> _Problem statement_
Write out all the data again, exactly as it stands.

START Source material

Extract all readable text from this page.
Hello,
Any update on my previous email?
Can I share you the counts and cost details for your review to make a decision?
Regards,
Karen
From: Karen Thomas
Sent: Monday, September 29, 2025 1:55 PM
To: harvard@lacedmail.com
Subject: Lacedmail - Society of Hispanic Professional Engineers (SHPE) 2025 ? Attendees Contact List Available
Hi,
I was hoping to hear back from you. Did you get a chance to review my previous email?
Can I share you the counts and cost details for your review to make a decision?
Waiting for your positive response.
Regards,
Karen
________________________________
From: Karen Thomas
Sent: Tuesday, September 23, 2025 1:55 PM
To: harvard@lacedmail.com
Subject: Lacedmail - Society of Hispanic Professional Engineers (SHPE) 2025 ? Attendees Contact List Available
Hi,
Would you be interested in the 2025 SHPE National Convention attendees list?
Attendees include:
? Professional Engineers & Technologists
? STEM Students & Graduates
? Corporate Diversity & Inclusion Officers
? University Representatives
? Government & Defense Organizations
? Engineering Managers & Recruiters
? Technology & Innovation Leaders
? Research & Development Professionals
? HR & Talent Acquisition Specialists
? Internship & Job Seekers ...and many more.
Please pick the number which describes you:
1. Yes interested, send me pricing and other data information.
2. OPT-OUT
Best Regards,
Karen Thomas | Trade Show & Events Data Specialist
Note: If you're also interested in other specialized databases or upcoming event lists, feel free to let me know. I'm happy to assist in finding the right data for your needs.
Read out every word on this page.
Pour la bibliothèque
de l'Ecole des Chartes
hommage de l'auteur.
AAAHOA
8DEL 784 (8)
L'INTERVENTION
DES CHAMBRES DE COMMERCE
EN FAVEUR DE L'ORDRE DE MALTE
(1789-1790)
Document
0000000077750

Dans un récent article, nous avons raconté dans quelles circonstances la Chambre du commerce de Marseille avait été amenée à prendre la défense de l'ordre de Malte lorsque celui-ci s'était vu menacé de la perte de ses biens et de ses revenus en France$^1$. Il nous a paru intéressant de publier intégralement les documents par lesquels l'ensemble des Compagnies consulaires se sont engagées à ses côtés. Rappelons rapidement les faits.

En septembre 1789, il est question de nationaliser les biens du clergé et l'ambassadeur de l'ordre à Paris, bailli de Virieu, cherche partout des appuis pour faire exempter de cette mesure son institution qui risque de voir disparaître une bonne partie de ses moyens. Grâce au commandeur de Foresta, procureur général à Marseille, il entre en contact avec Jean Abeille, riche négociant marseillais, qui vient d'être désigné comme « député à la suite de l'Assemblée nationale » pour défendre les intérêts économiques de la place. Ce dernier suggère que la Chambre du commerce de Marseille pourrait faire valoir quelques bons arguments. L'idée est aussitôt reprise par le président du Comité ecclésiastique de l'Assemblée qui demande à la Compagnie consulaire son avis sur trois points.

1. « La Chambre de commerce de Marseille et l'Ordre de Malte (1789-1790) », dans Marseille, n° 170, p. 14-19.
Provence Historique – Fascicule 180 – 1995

END Source material

> _Worked answer_
Extract all readable text from this page.
Hello,
Any update on my previous email?
Can I share you the counts and cost details for your review to make a decision?
Regards,
Karen
From: Karen Thomas
Sent: Monday, September 29, 2025 1:55 PM
To: harvard@lacedmail.com
Subject: Lacedmail - Society of Hispanic Professional Engineers (SHPE) 2025 ? Attendees Contact List Available
Hi,
I was hoping to hear back from you. Did you get a chance to review my previous email?
Can I share you the counts and cost details for your review to make a decision?
Waiting for your positive response.
Regards,
Karen
________________________________
From: Karen Thomas
Sent: Tuesday, September 23, 2025 1:55 PM
To: harvard@lacedmail.com
Subject: Lacedmail - Society of Hispanic Professional Engineers (SHPE) 2025 ? Attendees Contact List Available
Hi,
Would you be interested in the 2025 SHPE National Convention attendees list?
Attendees include:
? Professional Engineers & Technologists
? STEM Students & Graduates
? Corporate Diversity & Inclusion Officers
? University Representatives
? Government & Defense Organizations
? Engineering Managers & Recruiters
? Technology & Innovation Leaders
? Research & Development Professionals
? HR & Talent Acquisition Specialists
? Internship & Job Seekers ...and many more.
Please pick the number which describes you:
1. Yes interested, send me pricing and other data information.
2. OPT-OUT
Best Regards,
Karen Thomas | Trade Show & Events Data Specialist
Note: If you're also interested in other specialized databases or upcoming event lists, feel free to let me know. I'm happy to assist in finding the right data for your needs.
Read out every word on this page.
Pour la bibliothèque
de l'Ecole des Chartes
hommage de l'auteur.
AAAHOA
8DEL 784 (8)
L'INTERVENTION
DES CHAMBRES DE COMMERCE
EN FAVEUR DE L'ORDRE DE MALTE
(1789-1790)
Document
0000000077750

Dans un récent article, nous avons raconté dans quelles circonstances la Chambre du commerce de Marseille avait été amenée à prendre la défense de l'ordre de Malte lorsque celui-ci s'était vu menacé de la perte de ses biens et de ses revenus en France$^1$. Il nous a paru intéressant de publier intégralement les documents par lesquels l'ensemble des Compagnies consulaires se sont engagées à ses côtés. Rappelons rapidement les faits.

En septembre 1789, il est question de nationaliser les biens du clergé et l'ambassadeur de l'ordre à Paris, bailli de Virieu, cherche partout des appuis pour faire exempter de cette mesure son institution qui risque de voir disparaître une bonne partie de ses moyens. Grâce au commandeur de Foresta, procureur général à Marseille, il entre en contact avec Jean Abeille, riche négociant marseillais, qui vient d'être désigné comme « député à la suite de l'Assemblée nationale » pour défendre les intérêts économiques de la place. Ce dernier suggère que la Chambre du commerce de Marseille pourrait faire valoir quelques bons arguments. L'idée est aussitôt reprise par le président du Comité ecclésiastique de l'Assemblée qui demande à la Compagnie consulaire son avis sur trois points.

1. « La Chambre de commerce de Marseille et l'Ordre de Malte (1789-1790) », dans Marseille, n° 170, p. 14-19.
Provence Historique – Fascicule 180 – 1995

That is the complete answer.